▶ _Your goal_
Pick out each line containing the string "Haute" and copy it.

▶ _Information supplied_
:::

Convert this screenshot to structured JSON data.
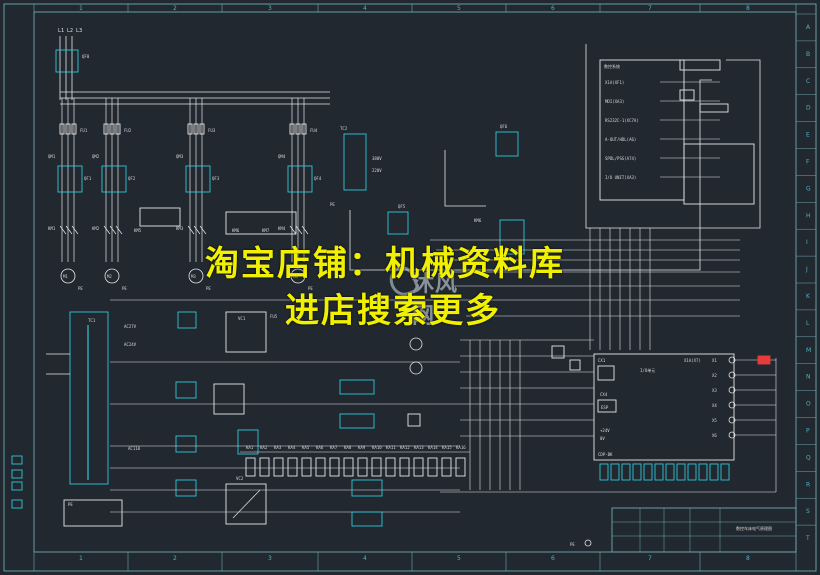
{
  "watermark": {
    "line1": "淘宝店铺：机械资料库",
    "line2": "进店搜索更多",
    "logo": "沐风网"
  },
  "ruler": {
    "top": [
      "1",
      "2",
      "3",
      "4",
      "5",
      "6",
      "7",
      "8"
    ],
    "side": [
      "A",
      "B",
      "C",
      "D",
      "E",
      "F",
      "G",
      "H",
      "I",
      "J",
      "K",
      "L",
      "M",
      "N",
      "O",
      "P",
      "Q",
      "R",
      "S",
      "T"
    ]
  },
  "labels": {
    "supply": "L1 L2 L3",
    "qf0": "QF0",
    "fu1": "FU1",
    "fu2": "FU2",
    "fu3": "FU3",
    "fu4": "FU4",
    "qm1": "QM1",
    "qm2": "QM2",
    "qm3": "QM3",
    "qm4": "QM4",
    "qf1": "QF1",
    "qf2": "QF2",
    "qf3": "QF3",
    "qf4": "QF4",
    "qf5": "QF5",
    "qf6": "QF6",
    "km1": "KM1",
    "km2": "KM2",
    "km3": "KM3",
    "km4": "KM4",
    "km5": "KM5",
    "km6": "KM6",
    "km7": "KM7",
    "m1": "M1",
    "m2": "M2",
    "m3": "M3",
    "m4": "M4",
    "pe": "PE",
    "tc1": "TC1",
    "tc2": "TC2",
    "vc1": "VC1",
    "vc2": "VC2",
    "fu5": "FU5",
    "ac27v": "AC27V",
    "ac24v": "AC24V",
    "ac110": "AC110",
    "v380": "380V",
    "v220": "220V",
    "ka": [
      "KA1",
      "KA2",
      "KA3",
      "KA4",
      "KA5",
      "KA6",
      "KA7",
      "KA8",
      "KA9",
      "KA10",
      "KA11",
      "KA12",
      "KA13",
      "KA14",
      "KA15",
      "KA16"
    ],
    "cnc_title": "数控系统",
    "cnc_x4": "X1A(X7)",
    "cnc_lines": [
      "X1A(XF1)",
      "MDI(XA3)",
      "RS232C-1(XC7A)",
      "A-OUT/HDL(A6)",
      "SPDL/PSG(A74)",
      "I/O UNIT(XA3)"
    ],
    "right_terms": [
      "X1",
      "X2",
      "X3",
      "X4",
      "X5",
      "X6"
    ],
    "io_title": "I/O单元",
    "cx1": "CX1",
    "cx4": "CX4",
    "esp": "ESP",
    "v24": "+24V",
    "v0": "0V",
    "cp": "CDP-BK",
    "title_block": "数控车床电气原理图"
  },
  "colors": {
    "bg": "#212830",
    "wire": "#e6e6e6",
    "device": "#2fc7d8",
    "frame": "#6fa8b0",
    "accent": "#e83b3b",
    "watermark": "#f0f000"
  }
}
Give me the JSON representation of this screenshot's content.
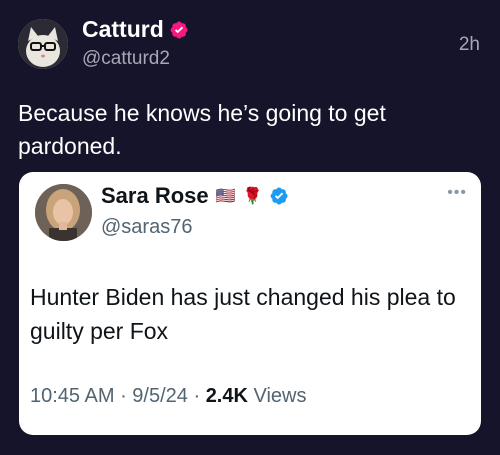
{
  "author": {
    "name": "Catturd",
    "handle": "@catturd2",
    "time": "2h",
    "avatar_icon": "cat-with-glasses-avatar",
    "verified_icon": "verified-badge-icon",
    "verified_color": "#f91880"
  },
  "tweet": {
    "text": "Because he knows he’s going to get pardoned."
  },
  "quoted": {
    "name": "Sara Rose",
    "flag_emoji": "🇺🇸",
    "rose_emoji": "🌹",
    "verified_color": "#1d9bf0",
    "handle": "@saras76",
    "more_label": "•••",
    "text": "Hunter Biden has just changed his plea to guilty per Fox",
    "time": "10:45 AM",
    "sep1": " · ",
    "date": "9/5/24",
    "sep2": " · ",
    "views_count": "2.4K",
    "views_label": " Views"
  },
  "colors": {
    "background": "#15142a",
    "card": "#ffffff",
    "secondary_text": "#a9a7b6"
  }
}
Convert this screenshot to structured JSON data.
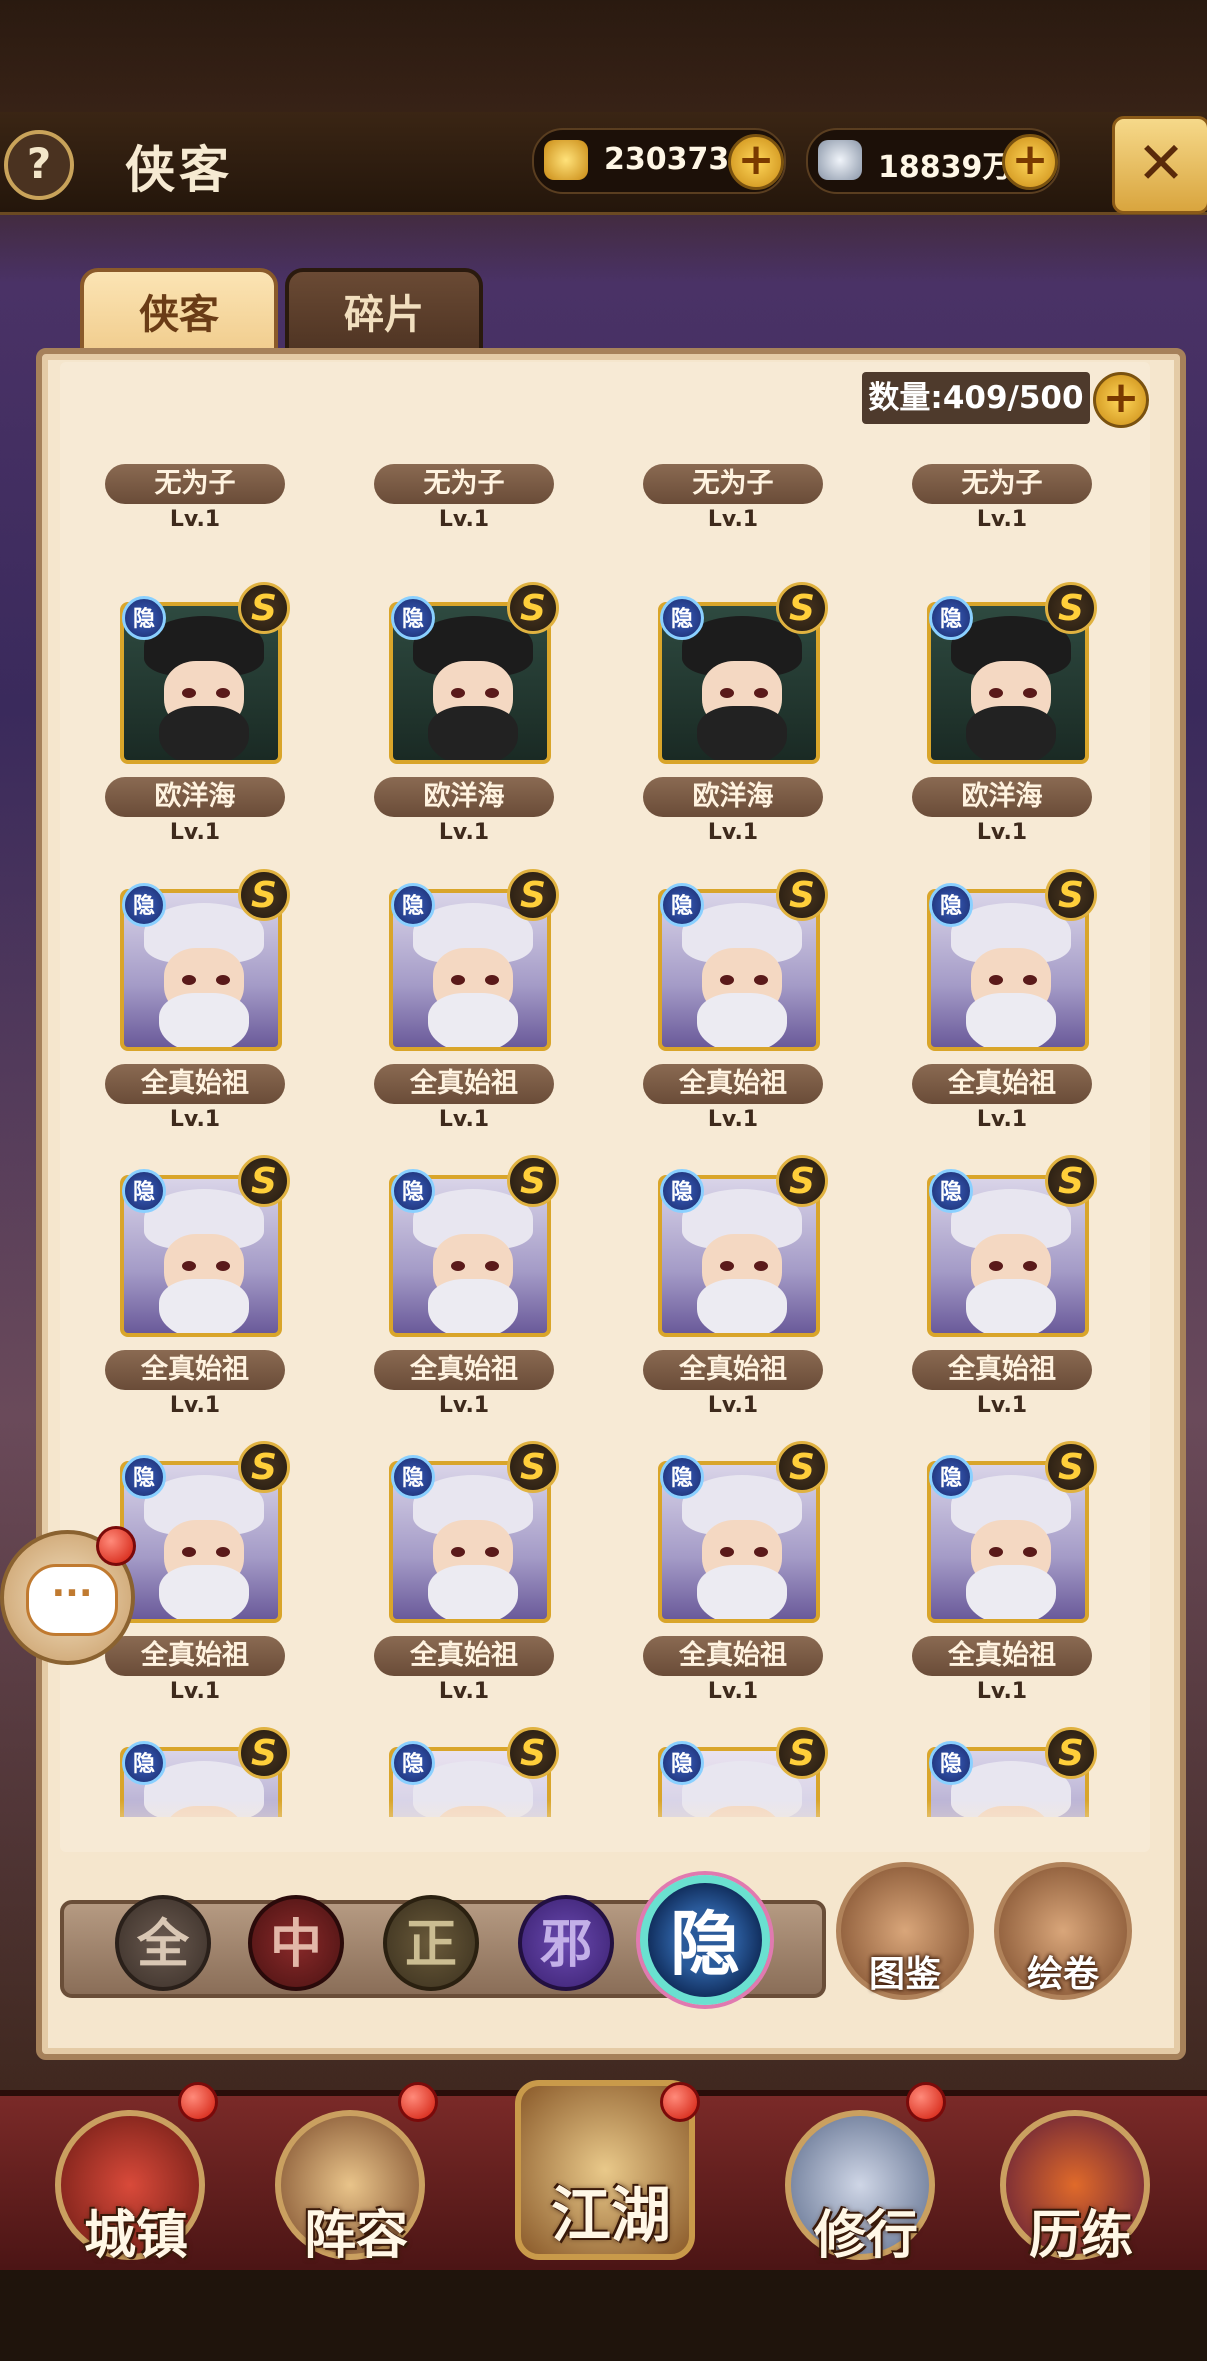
{
  "header": {
    "title": "侠客",
    "help_label": "?",
    "gold_value": "230373",
    "silver_value": "18839万",
    "plus_label": "+",
    "close_label": "✕"
  },
  "tabs": [
    {
      "label": "侠客",
      "active": true
    },
    {
      "label": "碎片",
      "active": false
    }
  ],
  "roster": {
    "count_label": "数量:409/500",
    "badge_hidden": "隐",
    "rank": "S",
    "rows": [
      {
        "name": "无为子",
        "level": "Lv.1"
      },
      {
        "name": "欧洋海",
        "level": "Lv.1"
      },
      {
        "name": "全真始祖",
        "level": "Lv.1"
      },
      {
        "name": "全真始祖",
        "level": "Lv.1"
      },
      {
        "name": "全真始祖",
        "level": "Lv.1"
      }
    ]
  },
  "filters": [
    {
      "label": "全"
    },
    {
      "label": "中"
    },
    {
      "label": "正"
    },
    {
      "label": "邪"
    },
    {
      "label": "隐",
      "selected": true
    }
  ],
  "side_buttons": {
    "codex": "图鉴",
    "scroll": "绘卷"
  },
  "chat": {
    "icon": "chat-bubble-icon",
    "label": "···"
  },
  "nav": [
    {
      "label": "城镇",
      "badge": true
    },
    {
      "label": "阵容",
      "badge": true
    },
    {
      "label": "江湖",
      "badge": true
    },
    {
      "label": "修行",
      "badge": true
    },
    {
      "label": "历练",
      "badge": false
    }
  ],
  "colors": {
    "accent_gold": "#d9a52a",
    "panel_bg": "#f7ead5",
    "name_pill": "#7a5a44",
    "nav_bg": "#6a2222"
  }
}
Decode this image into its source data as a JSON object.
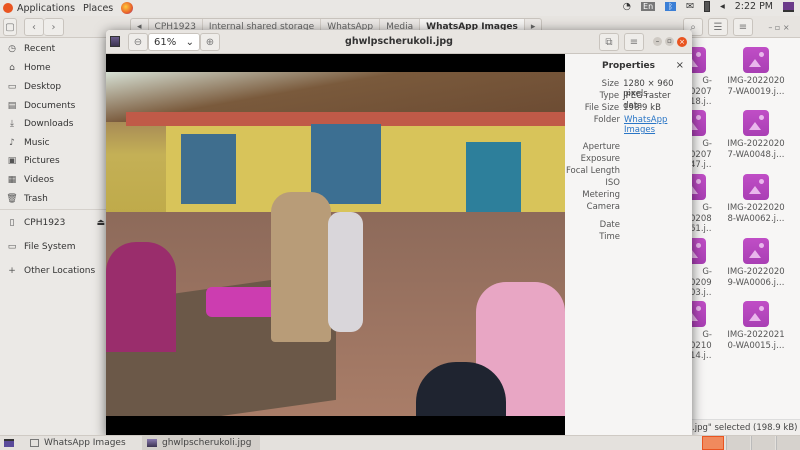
{
  "topbar": {
    "applications": "Applications",
    "places": "Places",
    "keyboard": "En",
    "time": "2:22 PM",
    "icons": [
      "wifi-icon",
      "keyboard-icon",
      "bluetooth-icon",
      "mail-icon",
      "battery-icon",
      "volume-icon",
      "power-icon"
    ]
  },
  "nautilus": {
    "breadcrumbs": [
      "CPH1923",
      "Internal shared storage",
      "WhatsApp",
      "Media",
      "WhatsApp Images"
    ],
    "sidebar": [
      {
        "label": "Recent",
        "icon": "clock-icon"
      },
      {
        "label": "Home",
        "icon": "home-icon"
      },
      {
        "label": "Desktop",
        "icon": "desktop-icon"
      },
      {
        "label": "Documents",
        "icon": "documents-icon"
      },
      {
        "label": "Downloads",
        "icon": "download-icon"
      },
      {
        "label": "Music",
        "icon": "music-icon"
      },
      {
        "label": "Pictures",
        "icon": "pictures-icon"
      },
      {
        "label": "Videos",
        "icon": "videos-icon"
      },
      {
        "label": "Trash",
        "icon": "trash-icon"
      },
      {
        "label": "CPH1923",
        "icon": "phone-icon"
      },
      {
        "label": "File System",
        "icon": "drive-icon"
      },
      {
        "label": "Other Locations",
        "icon": "plus-icon"
      }
    ],
    "files": [
      {
        "name": "IMG-20220207-WA0019.j…"
      },
      {
        "name": "IMG-20220207-WA0048.j…"
      },
      {
        "name": "IMG-20220208-WA0062.j…"
      },
      {
        "name": "IMG-20220209-WA0006.j…"
      },
      {
        "name": "IMG-20220210-WA0015.j…"
      }
    ],
    "partial_files": [
      {
        "l1": "G-",
        "l2": "0207-",
        "l3": "18.j…"
      },
      {
        "l1": "G-",
        "l2": "0207-",
        "l3": "47.j…"
      },
      {
        "l1": "G-",
        "l2": "0208-",
        "l3": "61.j…"
      },
      {
        "l1": "G-",
        "l2": "0209-",
        "l3": "03.j…"
      },
      {
        "l1": "G-",
        "l2": "0210-",
        "l3": "14.j…"
      }
    ],
    "status": ".jpg\" selected  (198.9 kB)"
  },
  "viewer": {
    "title": "ghwlpscherukoli.jpg",
    "zoom": "61%",
    "properties": {
      "heading": "Properties",
      "close": "×",
      "rows": [
        {
          "k": "Size",
          "v": "1280 × 960 pixels"
        },
        {
          "k": "Type",
          "v": "JPEG raster data"
        },
        {
          "k": "File Size",
          "v": "198.9 kB"
        },
        {
          "k": "Folder",
          "v": "WhatsApp Images"
        }
      ],
      "exif": [
        "Aperture",
        "Exposure",
        "Focal Length",
        "ISO",
        "Metering",
        "Camera"
      ],
      "date": [
        "Date",
        "Time"
      ]
    }
  },
  "taskbar": {
    "items": [
      "WhatsApp Images",
      "ghwlpscherukoli.jpg"
    ]
  },
  "colors": {
    "accent": "#e95420",
    "folder_link": "#2a76c6",
    "thumb": "#b945bf"
  }
}
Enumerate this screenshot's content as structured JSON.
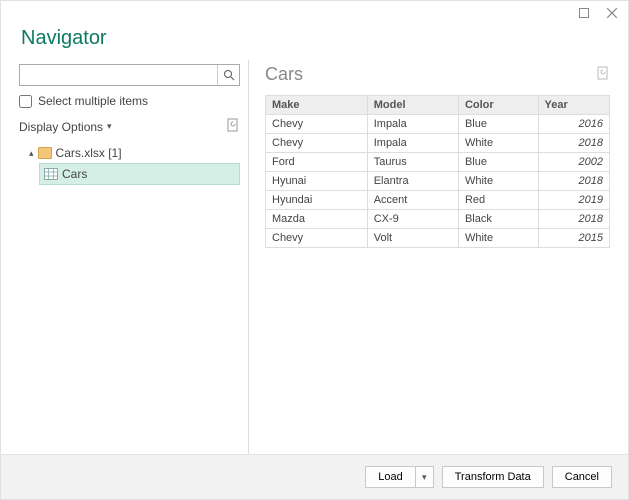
{
  "window": {
    "title": "Navigator"
  },
  "left": {
    "search_placeholder": "",
    "select_multiple": "Select multiple items",
    "display_options": "Display Options",
    "tree": {
      "root_label": "Cars.xlsx [1]",
      "leaf_label": "Cars"
    }
  },
  "right": {
    "title": "Cars",
    "table": {
      "columns": [
        "Make",
        "Model",
        "Color",
        "Year"
      ],
      "rows": [
        [
          "Chevy",
          "Impala",
          "Blue",
          "2016"
        ],
        [
          "Chevy",
          "Impala",
          "White",
          "2018"
        ],
        [
          "Ford",
          "Taurus",
          "Blue",
          "2002"
        ],
        [
          "Hyunai",
          "Elantra",
          "White",
          "2018"
        ],
        [
          "Hyundai",
          "Accent",
          "Red",
          "2019"
        ],
        [
          "Mazda",
          "CX-9",
          "Black",
          "2018"
        ],
        [
          "Chevy",
          "Volt",
          "White",
          "2015"
        ]
      ]
    }
  },
  "footer": {
    "load": "Load",
    "transform": "Transform Data",
    "cancel": "Cancel"
  }
}
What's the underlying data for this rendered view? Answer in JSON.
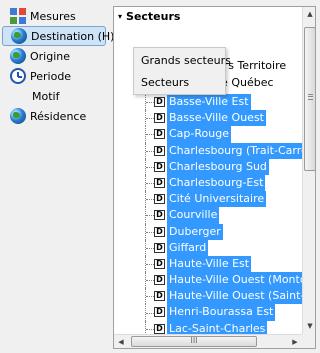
{
  "nav": {
    "items": [
      {
        "label": "Mesures",
        "icon": "grid-icon"
      },
      {
        "label": "Destination (H)",
        "icon": "globe-icon",
        "selected": true
      },
      {
        "label": "Origine",
        "icon": "globe-icon"
      },
      {
        "label": "Periode",
        "icon": "clock-icon"
      },
      {
        "label": "Motif",
        "icon": ""
      },
      {
        "label": "Résidence",
        "icon": "globe-icon"
      }
    ]
  },
  "tree": {
    "header": "Secteurs",
    "header_arrow": "▾",
    "behind_texts": [
      "hors Territoire",
      "le Québec"
    ],
    "node_glyph": "D",
    "rows": [
      "Basse-Ville Est",
      "Basse-Ville Ouest",
      "Cap-Rouge",
      "Charlesbourg (Trait-Carré)",
      "Charlesbourg Sud",
      "Charlesbourg-Est",
      "Cité Universitaire",
      "Courville",
      "Duberger",
      "Giffard",
      "Haute-Ville Est",
      "Haute-Ville Ouest  (Montcal",
      "Haute-Ville Ouest  (Saint-Sa",
      "Henri-Bourassa Est",
      "Lac-Saint-Charles"
    ]
  },
  "popup": {
    "items": [
      "Grands secteurs",
      "Secteurs"
    ]
  },
  "scrollbars": {
    "up": "▲",
    "down": "▼",
    "left": "◀",
    "right": "▶",
    "h_grip": "III"
  },
  "colors": {
    "selection": "#3399ff",
    "nav_selected": "#cfe3f7"
  }
}
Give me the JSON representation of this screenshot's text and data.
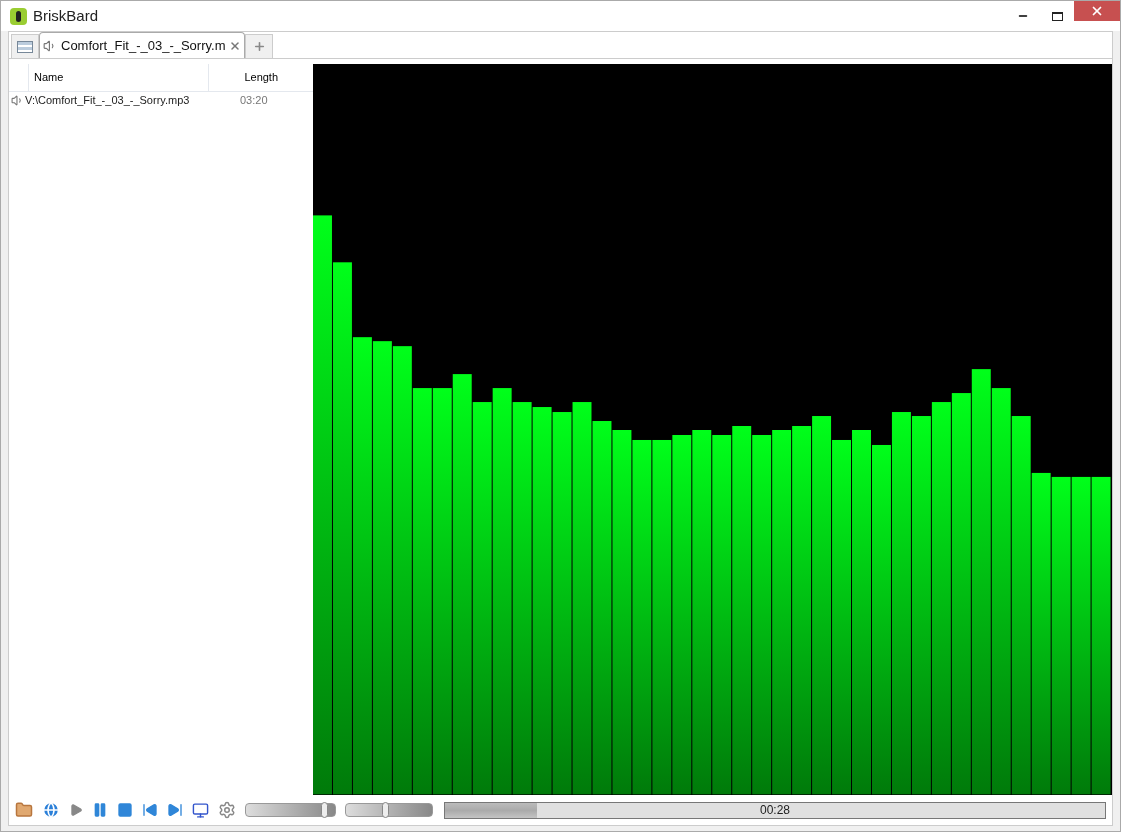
{
  "window": {
    "title": "BriskBard"
  },
  "tabs": [
    {
      "label": "Comfort_Fit_-_03_-_Sorry.m",
      "selected": true
    }
  ],
  "playlist": {
    "columns": [
      "Name",
      "Length"
    ],
    "rows": [
      {
        "name": "V:\\Comfort_Fit_-_03_-_Sorry.mp3",
        "length": "03:20",
        "playing": true
      }
    ]
  },
  "player": {
    "volume": {
      "level": 0.92
    },
    "balance": {
      "level": 0.5
    },
    "progress": {
      "level": 0.14,
      "time": "00:28"
    }
  }
}
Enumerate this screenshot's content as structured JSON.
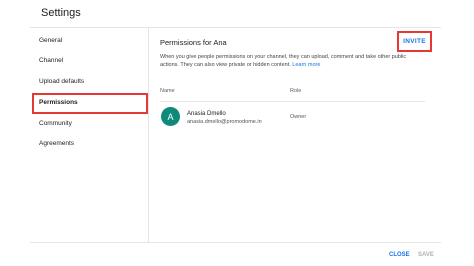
{
  "header": {
    "title": "Settings"
  },
  "sidebar": {
    "items": [
      {
        "label": "General"
      },
      {
        "label": "Channel"
      },
      {
        "label": "Upload defaults"
      },
      {
        "label": "Permissions"
      },
      {
        "label": "Community"
      },
      {
        "label": "Agreements"
      }
    ],
    "active": "Permissions"
  },
  "main": {
    "title": "Permissions for Ana",
    "invite_label": "INVITE",
    "description": "When you give people permissions on your channel, they can upload, comment and take other public actions. They can also view private or hidden content.",
    "learn_more": "Learn more",
    "columns": {
      "name": "Name",
      "role": "Role"
    },
    "users": [
      {
        "initial": "A",
        "name": "Anasia Dmello",
        "email": "anasia.dmello@promodome.in",
        "role": "Owner"
      }
    ]
  },
  "footer": {
    "close_label": "CLOSE",
    "save_label": "SAVE"
  },
  "colors": {
    "accent": "#1a73e8",
    "highlight": "#e53935",
    "avatar": "#0f8a7a"
  }
}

:::

▶ _Written answer_
      "Haute-Ville Est",
      "Haute-Ville Ouest  (Montcal",
      "Haute-Ville Ouest  (Saint-Sa",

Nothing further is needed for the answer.